(Entries taken from a collection)
# # # #
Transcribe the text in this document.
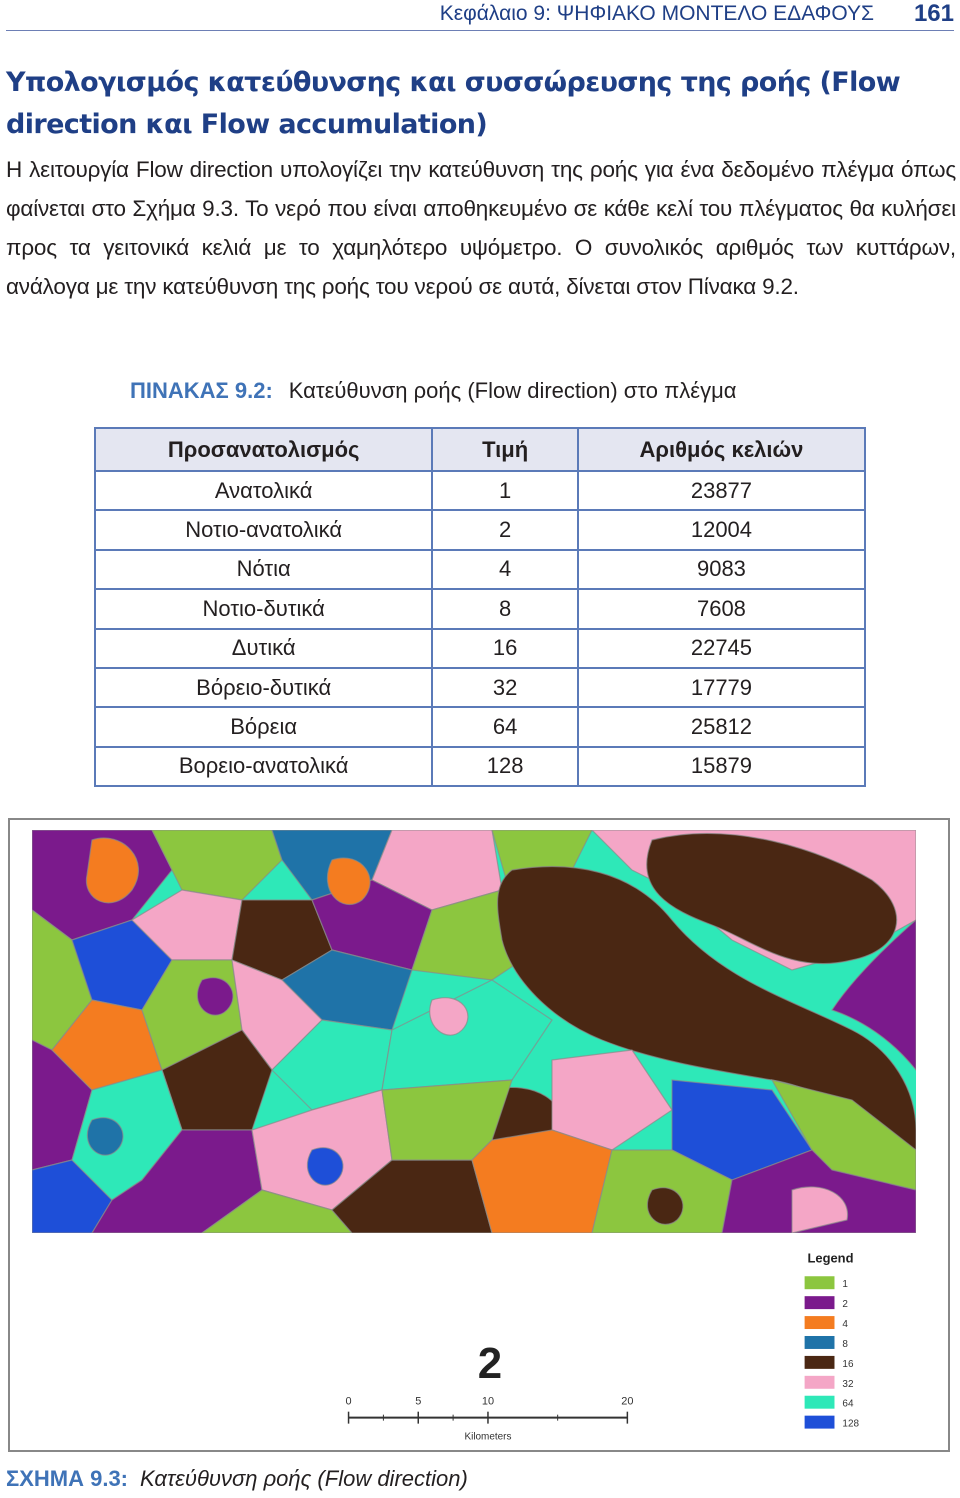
Κεφάλαιο 9: ΨΗΦΙΑΚΟ ΜΟΝΤΕΛΟ ΕΔΑΦΟΥΣ 161
Υπολογισμός κατεύθυνσης και συσσώρευσης της ροής (Flow direction και Flow accumulation)

Η λειτουργία Flow direction υπολογίζει την κατεύθυνση της ροής για ένα δεδομένο πλέγμα όπως φαίνεται στο Σχήμα 9.3. Το νερό που είναι αποθηκευμένο σε κάθε κελί του πλέγματος θα κυλήσει προς τα γειτονικά κελιά με το χαμηλότερο υψόμετρο. Ο συνολικός αριθμός των κυττάρων, ανάλογα με την κατεύθυνση της ροής του νερού σε αυτά, δίνεται στον Πίνακα 9.2.

ΠΙΝΑΚΑΣ 9.2: Κατεύθυνση ροής (Flow direction) στο πλέγμα
Προσανατολισμός	Τιμή	Αριθμός κελιών
Ανατολικά	1	23877
Νοτιο-ανατολικά	2	12004
Νότια	4	9083
Νοτιο-δυτικά	8	7608
Δυτικά	16	22745
Βόρειο-δυτικά	32	17779
Βόρεια	64	25812
Βορειο-ανατολικά	128	15879
2
0	5	10	20
Kilometers
Legend
1
2
4
8
16
32
64
128
ΣΧΗΜΑ 9.3: Κατεύθυνση ροής (Flow direction)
# # # #
> **Given instruction**: From the listing, extract all text exactly as given and drop any picture.

> **Finished exercise**:
Transcribe the text in this document.
Κεφάλαιο 9: ΨΗΦΙΑΚΟ ΜΟΝΤΕΛΟ ΕΔΑΦΟΥΣ 161
Υπολογισμός κατεύθυνσης και συσσώρευσης της ροής (Flow direction και Flow accumulation)

Η λειτουργία Flow direction υπολογίζει την κατεύθυνση της ροής για ένα δεδομένο πλέγμα όπως φαίνεται στο Σχήμα 9.3. Το νερό που είναι αποθηκευμένο σε κάθε κελί του πλέγματος θα κυλήσει προς τα γειτονικά κελιά με το χαμηλότερο υψόμετρο. Ο συνολικός αριθμός των κυττάρων, ανάλογα με την κατεύθυνση της ροής του νερού σε αυτά, δίνεται στον Πίνακα 9.2.

ΠΙΝΑΚΑΣ 9.2: Κατεύθυνση ροής (Flow direction) στο πλέγμα
Προσανατολισμός	Τιμή	Αριθμός κελιών
Ανατολικά	1	23877
Νοτιο-ανατολικά	2	12004
Νότια	4	9083
Νοτιο-δυτικά	8	7608
Δυτικά	16	22745
Βόρειο-δυτικά	32	17779
Βόρεια	64	25812
Βορειο-ανατολικά	128	15879
2
0	5	10	20
Kilometers
Legend
1
2
4
8
16
32
64
128
ΣΧΗΜΑ 9.3: Κατεύθυνση ροής (Flow direction)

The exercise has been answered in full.